-------- Material

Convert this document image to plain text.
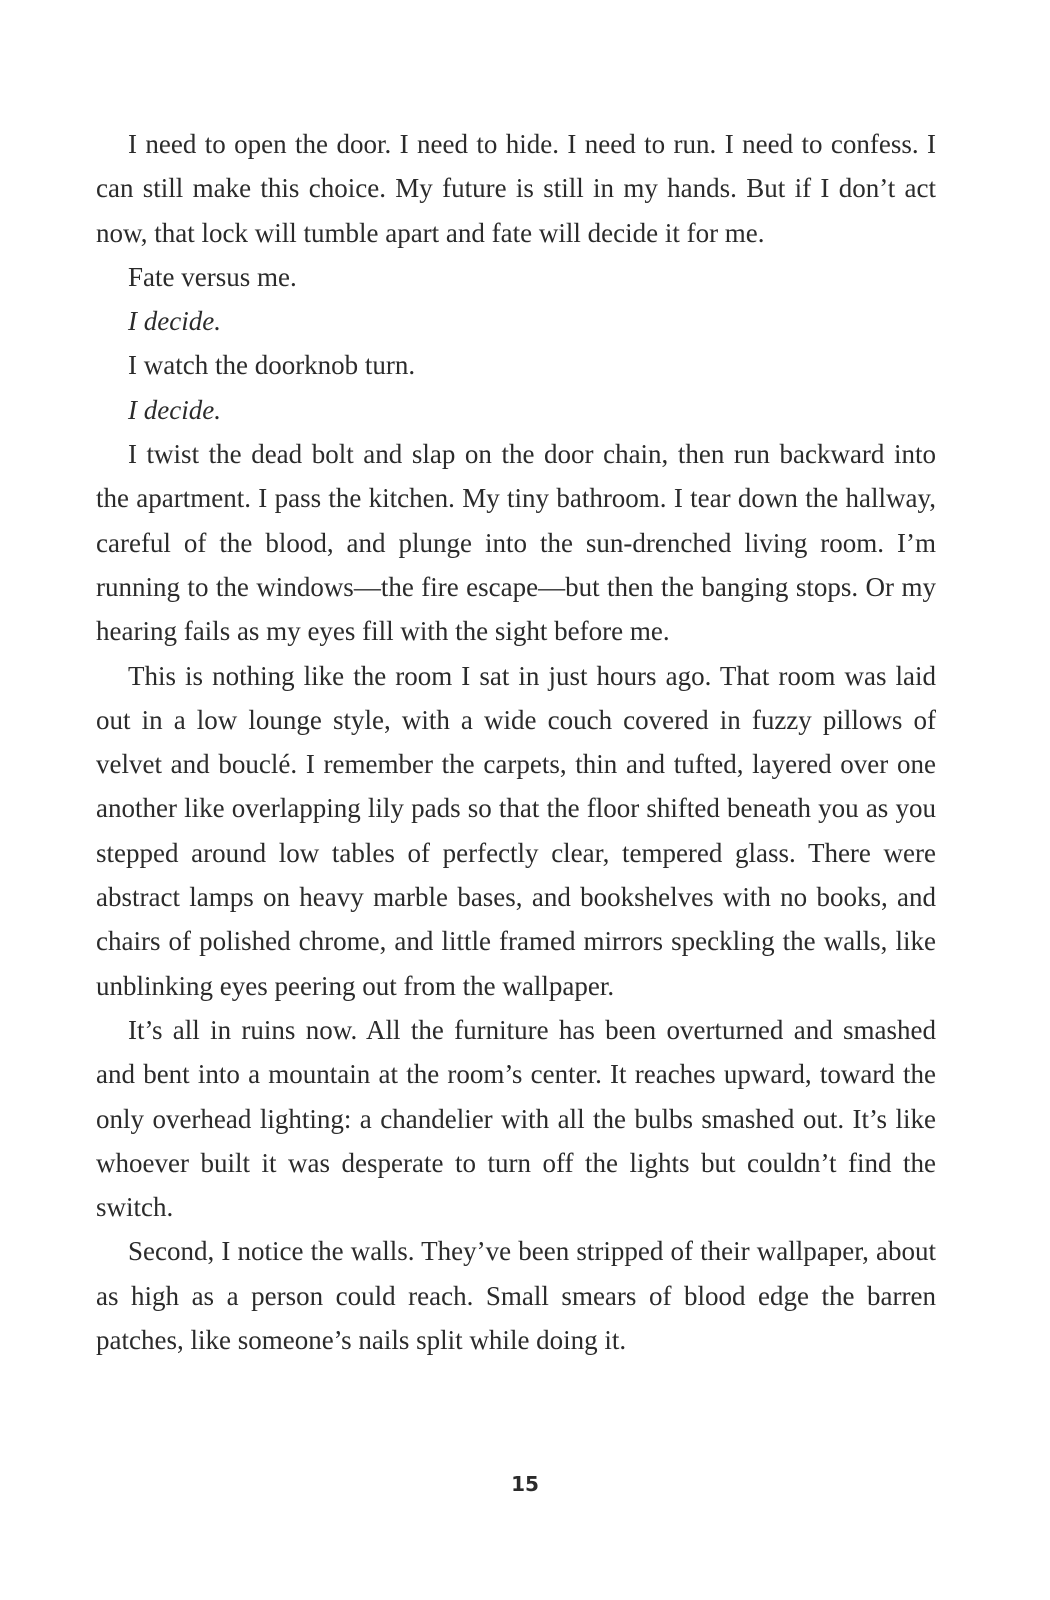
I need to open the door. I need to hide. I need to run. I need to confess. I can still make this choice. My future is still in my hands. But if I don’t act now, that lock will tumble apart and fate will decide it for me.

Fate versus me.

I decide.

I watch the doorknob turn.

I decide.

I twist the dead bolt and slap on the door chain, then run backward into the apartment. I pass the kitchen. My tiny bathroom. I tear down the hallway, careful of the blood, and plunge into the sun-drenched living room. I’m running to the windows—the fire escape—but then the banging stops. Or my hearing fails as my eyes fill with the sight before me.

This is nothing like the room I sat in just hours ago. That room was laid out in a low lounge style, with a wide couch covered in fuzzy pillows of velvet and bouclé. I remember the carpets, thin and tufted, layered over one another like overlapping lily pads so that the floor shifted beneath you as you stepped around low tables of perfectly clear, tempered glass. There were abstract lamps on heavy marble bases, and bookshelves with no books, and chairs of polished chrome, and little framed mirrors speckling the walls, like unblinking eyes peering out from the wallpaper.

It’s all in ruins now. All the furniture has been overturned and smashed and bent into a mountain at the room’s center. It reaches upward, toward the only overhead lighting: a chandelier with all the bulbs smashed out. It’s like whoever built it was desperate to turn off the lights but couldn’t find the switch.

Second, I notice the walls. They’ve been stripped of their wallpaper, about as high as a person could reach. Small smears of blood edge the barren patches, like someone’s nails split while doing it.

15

----------------

Aim of the exercise: Show all lines in the entries above where the word "eyes" appears.

Answer for this exercise:
I twist the dead bolt and slap on the door chain, then run backward into the apartment. I pass the kitchen. My tiny bathroom. I tear down the hallway, careful of the blood, and plunge into the sun-drenched living room. I’m running to the windows—the fire escape—but then the banging stops. Or my hearing fails as my eyes fill with the sight before me.
This is nothing like the room I sat in just hours ago. That room was laid out in a low lounge style, with a wide couch covered in fuzzy pillows of velvet and bouclé. I remember the carpets, thin and tufted, layered over one another like overlapping lily pads so that the floor shifted beneath you as you stepped around low tables of perfectly clear, tempered glass. There were abstract lamps on heavy marble bases, and bookshelves with no books, and chairs of polished chrome, and little framed mirrors speckling the walls, like unblinking eyes peering out from the wallpaper.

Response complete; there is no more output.